Stated exercise —
Copy out every line in which the string "paper" occurs.
--- START Dataset records ---
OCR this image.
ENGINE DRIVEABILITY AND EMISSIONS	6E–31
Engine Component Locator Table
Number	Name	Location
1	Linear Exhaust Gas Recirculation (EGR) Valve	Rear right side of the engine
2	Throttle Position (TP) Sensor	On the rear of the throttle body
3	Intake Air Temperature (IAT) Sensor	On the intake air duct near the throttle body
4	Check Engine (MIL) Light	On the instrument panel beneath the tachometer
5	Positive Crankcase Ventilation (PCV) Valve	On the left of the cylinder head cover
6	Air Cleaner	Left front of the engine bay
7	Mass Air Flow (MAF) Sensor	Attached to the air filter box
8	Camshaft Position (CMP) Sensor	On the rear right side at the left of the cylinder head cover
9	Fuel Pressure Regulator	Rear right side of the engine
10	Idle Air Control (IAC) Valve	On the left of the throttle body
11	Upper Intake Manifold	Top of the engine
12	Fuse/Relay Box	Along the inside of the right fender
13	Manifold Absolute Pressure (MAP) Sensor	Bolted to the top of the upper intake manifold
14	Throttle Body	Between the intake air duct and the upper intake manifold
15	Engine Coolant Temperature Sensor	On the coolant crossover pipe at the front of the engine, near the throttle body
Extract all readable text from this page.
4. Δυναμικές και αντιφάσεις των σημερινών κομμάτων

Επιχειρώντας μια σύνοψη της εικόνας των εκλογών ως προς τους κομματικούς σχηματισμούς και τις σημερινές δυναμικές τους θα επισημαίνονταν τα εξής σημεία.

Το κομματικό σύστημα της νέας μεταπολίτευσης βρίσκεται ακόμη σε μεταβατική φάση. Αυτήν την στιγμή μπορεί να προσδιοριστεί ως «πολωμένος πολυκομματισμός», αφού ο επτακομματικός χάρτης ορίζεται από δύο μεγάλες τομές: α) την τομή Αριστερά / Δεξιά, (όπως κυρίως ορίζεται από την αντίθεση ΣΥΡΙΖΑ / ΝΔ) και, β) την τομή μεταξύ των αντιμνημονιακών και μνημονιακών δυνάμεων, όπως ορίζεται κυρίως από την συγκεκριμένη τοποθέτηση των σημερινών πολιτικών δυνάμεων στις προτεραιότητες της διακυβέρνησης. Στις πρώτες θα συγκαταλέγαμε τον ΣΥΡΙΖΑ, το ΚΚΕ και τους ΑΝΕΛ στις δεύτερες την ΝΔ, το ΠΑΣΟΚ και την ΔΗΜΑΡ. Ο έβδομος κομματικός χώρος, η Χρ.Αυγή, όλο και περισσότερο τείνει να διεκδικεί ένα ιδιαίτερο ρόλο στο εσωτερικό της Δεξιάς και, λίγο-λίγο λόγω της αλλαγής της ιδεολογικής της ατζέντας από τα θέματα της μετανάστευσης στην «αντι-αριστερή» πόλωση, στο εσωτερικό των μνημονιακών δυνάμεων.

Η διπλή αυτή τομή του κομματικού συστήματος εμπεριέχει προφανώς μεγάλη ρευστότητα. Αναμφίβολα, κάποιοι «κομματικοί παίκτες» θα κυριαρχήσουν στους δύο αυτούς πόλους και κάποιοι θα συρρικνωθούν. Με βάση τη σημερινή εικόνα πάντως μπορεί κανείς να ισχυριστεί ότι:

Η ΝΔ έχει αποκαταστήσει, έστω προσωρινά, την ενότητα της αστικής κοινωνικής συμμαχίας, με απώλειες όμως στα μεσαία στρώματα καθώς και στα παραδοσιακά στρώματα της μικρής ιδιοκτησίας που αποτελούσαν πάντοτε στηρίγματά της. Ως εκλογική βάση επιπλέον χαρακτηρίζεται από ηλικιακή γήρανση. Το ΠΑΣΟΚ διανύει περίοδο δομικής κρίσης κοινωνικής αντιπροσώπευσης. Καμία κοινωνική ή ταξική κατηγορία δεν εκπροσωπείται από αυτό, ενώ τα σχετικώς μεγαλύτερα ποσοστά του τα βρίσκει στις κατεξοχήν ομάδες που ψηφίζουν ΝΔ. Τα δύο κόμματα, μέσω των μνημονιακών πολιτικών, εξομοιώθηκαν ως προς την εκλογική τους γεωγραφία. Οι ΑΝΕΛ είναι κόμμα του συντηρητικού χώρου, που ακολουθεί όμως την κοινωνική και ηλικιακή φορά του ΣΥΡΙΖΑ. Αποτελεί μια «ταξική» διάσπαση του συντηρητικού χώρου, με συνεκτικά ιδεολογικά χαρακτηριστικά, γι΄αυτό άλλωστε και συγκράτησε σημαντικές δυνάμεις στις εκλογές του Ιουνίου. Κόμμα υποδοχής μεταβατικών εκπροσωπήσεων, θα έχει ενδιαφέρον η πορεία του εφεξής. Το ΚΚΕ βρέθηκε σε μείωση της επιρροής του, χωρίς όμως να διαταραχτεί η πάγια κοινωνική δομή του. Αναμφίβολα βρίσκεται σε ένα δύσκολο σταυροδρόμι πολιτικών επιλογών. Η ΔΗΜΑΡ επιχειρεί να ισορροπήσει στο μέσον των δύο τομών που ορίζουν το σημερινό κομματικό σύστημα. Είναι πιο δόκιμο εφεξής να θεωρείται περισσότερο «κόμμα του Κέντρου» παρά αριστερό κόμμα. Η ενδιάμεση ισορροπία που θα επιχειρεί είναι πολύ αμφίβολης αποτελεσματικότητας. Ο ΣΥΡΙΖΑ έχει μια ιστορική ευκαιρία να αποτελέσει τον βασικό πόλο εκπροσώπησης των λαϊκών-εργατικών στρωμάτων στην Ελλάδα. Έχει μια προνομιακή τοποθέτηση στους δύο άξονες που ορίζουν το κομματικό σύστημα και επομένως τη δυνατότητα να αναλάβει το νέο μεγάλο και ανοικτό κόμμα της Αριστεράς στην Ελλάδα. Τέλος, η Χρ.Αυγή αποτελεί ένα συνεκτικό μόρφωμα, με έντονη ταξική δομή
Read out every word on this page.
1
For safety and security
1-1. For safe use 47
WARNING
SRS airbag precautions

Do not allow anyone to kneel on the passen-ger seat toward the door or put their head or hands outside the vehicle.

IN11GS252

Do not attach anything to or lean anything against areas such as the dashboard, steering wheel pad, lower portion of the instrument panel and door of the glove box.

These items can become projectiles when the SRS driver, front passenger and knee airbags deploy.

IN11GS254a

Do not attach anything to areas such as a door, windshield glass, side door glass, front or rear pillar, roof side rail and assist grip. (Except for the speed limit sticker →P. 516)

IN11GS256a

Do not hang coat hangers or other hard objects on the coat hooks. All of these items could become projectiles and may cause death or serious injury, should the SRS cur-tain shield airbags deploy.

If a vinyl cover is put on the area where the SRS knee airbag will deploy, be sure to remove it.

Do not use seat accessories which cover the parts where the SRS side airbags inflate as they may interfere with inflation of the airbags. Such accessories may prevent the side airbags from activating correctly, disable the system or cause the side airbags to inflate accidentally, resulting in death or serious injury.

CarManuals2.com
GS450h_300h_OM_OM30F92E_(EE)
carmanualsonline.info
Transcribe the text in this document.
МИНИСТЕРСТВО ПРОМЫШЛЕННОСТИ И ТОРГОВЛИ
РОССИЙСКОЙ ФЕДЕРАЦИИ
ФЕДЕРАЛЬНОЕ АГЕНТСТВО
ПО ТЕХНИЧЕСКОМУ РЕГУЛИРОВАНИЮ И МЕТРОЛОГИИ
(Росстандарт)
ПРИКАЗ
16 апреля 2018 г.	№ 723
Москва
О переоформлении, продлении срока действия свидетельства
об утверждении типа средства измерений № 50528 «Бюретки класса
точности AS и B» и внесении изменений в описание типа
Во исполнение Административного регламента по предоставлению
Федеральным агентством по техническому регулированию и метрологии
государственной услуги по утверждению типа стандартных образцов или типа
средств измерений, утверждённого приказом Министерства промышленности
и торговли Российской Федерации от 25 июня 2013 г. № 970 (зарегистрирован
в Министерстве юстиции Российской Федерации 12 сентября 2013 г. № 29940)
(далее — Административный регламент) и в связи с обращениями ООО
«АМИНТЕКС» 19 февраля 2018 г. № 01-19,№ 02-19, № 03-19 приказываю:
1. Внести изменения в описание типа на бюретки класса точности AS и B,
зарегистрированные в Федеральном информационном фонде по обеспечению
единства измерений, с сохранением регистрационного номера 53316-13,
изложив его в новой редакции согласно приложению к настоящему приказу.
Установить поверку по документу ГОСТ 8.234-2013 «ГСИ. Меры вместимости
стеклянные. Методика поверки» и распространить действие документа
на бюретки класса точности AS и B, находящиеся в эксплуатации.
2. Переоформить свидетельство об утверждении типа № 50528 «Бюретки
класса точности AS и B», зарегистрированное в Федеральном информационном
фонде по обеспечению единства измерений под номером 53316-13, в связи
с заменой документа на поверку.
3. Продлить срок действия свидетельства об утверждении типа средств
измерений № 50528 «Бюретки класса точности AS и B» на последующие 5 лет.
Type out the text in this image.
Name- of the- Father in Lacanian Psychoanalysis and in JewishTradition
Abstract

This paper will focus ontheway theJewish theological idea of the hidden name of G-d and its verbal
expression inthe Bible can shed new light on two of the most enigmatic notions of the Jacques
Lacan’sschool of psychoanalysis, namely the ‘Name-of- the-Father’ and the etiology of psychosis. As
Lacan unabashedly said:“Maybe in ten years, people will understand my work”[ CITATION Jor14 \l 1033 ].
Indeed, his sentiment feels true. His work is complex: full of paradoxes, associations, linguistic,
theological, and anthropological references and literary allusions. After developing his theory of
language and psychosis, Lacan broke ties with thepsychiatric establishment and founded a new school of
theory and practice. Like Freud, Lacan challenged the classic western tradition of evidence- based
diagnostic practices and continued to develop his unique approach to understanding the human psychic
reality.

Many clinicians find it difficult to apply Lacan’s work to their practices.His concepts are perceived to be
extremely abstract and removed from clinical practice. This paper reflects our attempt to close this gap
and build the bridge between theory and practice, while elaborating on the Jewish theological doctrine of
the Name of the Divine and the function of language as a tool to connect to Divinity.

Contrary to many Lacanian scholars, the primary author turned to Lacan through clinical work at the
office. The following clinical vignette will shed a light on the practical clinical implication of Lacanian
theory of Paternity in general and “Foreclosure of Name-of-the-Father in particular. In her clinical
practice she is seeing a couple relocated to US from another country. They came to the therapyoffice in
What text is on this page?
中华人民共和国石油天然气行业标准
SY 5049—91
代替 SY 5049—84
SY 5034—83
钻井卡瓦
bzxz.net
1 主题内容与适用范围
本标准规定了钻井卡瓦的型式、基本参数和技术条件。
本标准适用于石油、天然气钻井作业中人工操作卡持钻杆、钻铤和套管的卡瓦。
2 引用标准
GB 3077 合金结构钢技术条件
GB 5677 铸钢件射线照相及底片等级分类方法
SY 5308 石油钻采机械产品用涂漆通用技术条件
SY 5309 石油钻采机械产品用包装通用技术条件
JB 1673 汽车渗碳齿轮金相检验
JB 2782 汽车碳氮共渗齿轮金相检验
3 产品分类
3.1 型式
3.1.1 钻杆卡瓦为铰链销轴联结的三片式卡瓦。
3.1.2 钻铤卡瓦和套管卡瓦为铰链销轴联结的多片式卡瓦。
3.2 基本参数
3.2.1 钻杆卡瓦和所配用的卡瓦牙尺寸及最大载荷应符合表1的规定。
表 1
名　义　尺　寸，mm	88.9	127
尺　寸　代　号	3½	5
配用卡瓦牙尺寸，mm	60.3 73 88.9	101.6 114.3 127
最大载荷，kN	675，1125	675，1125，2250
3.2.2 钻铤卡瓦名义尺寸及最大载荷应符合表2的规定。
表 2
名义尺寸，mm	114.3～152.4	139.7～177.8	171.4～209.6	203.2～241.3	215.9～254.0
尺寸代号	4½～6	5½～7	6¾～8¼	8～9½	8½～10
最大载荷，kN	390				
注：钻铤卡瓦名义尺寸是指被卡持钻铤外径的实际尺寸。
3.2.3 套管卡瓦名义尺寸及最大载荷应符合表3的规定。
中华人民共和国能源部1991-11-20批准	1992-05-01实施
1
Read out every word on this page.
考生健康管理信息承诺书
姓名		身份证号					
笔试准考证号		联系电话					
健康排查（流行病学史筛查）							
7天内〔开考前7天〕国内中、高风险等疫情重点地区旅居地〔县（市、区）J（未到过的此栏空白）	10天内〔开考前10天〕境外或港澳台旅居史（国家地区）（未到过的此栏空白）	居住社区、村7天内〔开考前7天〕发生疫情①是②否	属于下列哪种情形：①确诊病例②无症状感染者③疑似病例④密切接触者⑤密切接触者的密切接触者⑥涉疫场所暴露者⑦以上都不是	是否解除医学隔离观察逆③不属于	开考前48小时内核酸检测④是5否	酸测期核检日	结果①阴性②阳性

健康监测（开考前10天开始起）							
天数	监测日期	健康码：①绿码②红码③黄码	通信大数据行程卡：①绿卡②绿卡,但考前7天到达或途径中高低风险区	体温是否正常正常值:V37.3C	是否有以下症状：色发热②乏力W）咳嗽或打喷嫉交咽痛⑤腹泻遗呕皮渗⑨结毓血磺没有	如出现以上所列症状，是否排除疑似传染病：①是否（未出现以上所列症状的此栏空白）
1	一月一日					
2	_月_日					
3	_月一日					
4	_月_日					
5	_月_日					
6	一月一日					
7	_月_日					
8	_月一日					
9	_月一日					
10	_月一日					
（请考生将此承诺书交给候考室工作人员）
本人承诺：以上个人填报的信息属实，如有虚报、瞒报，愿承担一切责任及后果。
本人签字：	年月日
--- END Dataset records ---
Result of the task —
This paper will focus ontheway theJewish theological idea of the hidden name of G-d and its verbal
extremely abstract and removed from clinical practice. This paper reflects our attempt to close this gap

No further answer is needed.